[RECORDED INFORMATION]:
— Begin —

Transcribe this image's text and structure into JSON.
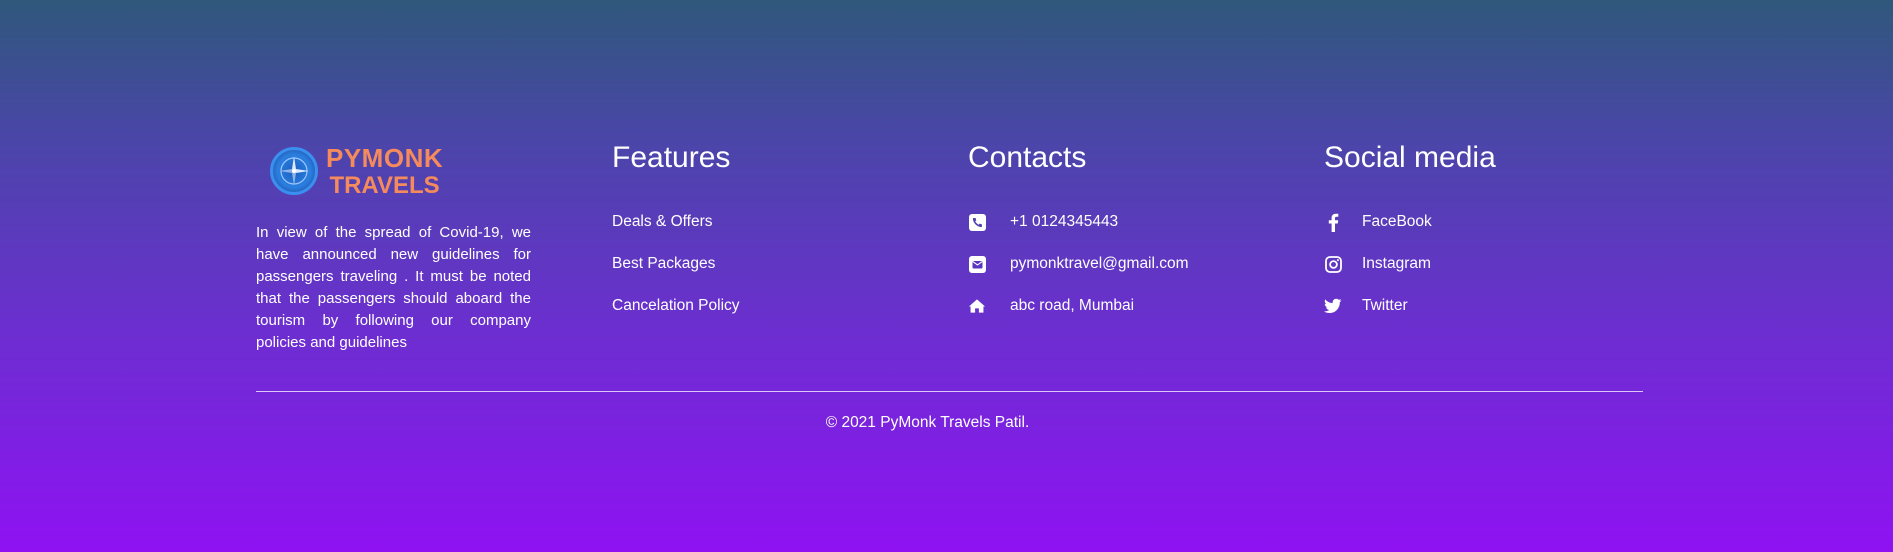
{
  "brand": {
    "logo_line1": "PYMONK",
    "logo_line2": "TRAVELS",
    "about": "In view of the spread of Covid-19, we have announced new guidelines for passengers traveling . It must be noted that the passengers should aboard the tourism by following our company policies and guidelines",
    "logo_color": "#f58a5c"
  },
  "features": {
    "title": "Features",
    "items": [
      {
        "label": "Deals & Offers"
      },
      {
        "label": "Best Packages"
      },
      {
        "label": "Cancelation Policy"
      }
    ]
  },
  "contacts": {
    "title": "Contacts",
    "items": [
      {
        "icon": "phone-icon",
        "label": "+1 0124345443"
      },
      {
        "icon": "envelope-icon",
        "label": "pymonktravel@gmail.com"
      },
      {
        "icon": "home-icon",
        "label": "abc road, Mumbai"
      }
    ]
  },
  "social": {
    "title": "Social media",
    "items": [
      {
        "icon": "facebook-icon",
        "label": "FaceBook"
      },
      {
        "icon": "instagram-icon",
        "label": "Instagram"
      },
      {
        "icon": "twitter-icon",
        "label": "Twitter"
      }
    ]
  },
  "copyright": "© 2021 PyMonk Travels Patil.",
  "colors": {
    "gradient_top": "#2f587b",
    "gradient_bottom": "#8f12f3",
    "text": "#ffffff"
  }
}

— End —
— Begin —

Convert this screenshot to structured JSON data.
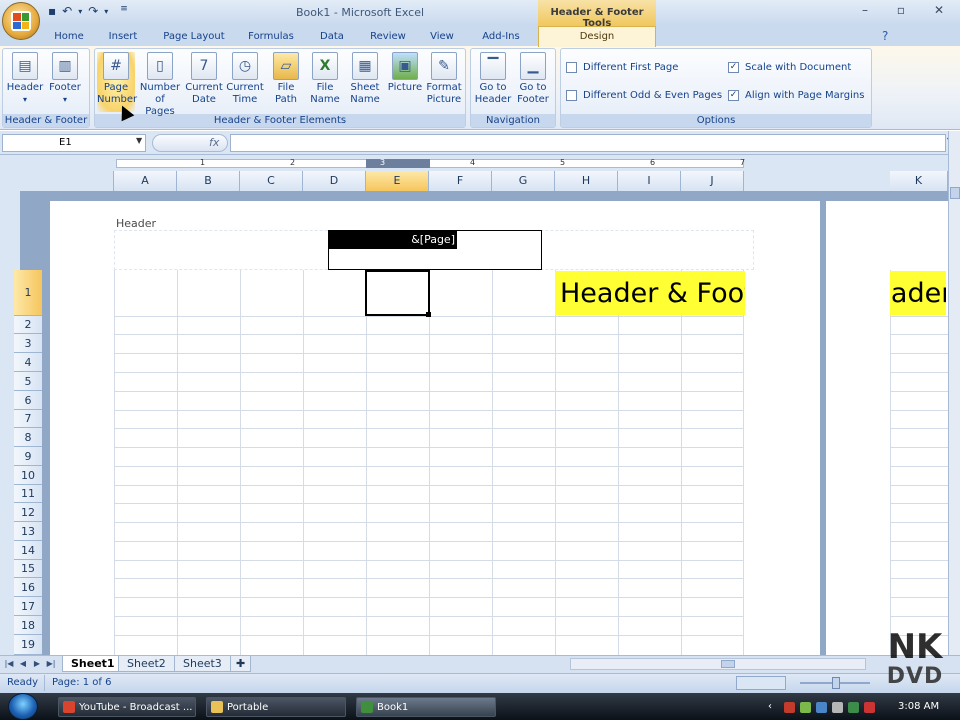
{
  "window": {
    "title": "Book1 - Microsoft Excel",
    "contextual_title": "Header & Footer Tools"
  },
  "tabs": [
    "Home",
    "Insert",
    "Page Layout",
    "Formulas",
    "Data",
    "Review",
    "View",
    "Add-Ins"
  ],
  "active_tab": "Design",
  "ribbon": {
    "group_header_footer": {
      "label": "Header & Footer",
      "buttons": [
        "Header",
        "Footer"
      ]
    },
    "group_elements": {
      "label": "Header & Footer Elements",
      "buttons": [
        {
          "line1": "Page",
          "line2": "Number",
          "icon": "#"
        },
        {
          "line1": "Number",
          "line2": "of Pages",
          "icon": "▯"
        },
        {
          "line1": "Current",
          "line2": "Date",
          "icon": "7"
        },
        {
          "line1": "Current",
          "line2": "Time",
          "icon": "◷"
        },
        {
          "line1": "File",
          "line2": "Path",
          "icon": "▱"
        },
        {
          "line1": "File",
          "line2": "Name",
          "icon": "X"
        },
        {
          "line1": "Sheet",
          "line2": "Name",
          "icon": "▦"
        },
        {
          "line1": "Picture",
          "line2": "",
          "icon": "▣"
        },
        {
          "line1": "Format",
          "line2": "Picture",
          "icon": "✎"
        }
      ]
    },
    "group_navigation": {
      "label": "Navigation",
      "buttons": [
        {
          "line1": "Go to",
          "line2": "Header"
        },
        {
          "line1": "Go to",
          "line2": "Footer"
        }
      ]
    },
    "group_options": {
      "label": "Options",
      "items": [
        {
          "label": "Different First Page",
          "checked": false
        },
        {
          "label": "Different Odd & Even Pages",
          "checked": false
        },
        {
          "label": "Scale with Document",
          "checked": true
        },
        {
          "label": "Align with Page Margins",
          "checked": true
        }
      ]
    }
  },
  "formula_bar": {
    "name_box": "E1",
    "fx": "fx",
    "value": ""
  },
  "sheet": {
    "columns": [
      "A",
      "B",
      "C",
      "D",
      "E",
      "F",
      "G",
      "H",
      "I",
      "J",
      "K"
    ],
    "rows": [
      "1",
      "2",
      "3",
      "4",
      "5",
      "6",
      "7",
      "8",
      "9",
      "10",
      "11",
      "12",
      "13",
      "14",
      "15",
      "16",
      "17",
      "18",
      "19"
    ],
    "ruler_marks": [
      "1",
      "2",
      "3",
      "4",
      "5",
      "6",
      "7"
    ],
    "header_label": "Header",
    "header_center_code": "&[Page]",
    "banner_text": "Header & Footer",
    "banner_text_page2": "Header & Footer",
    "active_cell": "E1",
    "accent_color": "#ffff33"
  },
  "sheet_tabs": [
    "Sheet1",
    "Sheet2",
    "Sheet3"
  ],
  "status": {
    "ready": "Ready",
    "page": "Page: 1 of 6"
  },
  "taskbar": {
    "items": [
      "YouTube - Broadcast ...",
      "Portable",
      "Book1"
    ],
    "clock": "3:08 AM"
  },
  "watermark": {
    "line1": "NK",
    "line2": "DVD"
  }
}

— End —

[REQUEST]:
Scan the material above. Copy each line where "Different" occurs.

[COMPLETE ANSWER]:
          "label": "Different First Page",
          "label": "Different Odd & Even Pages",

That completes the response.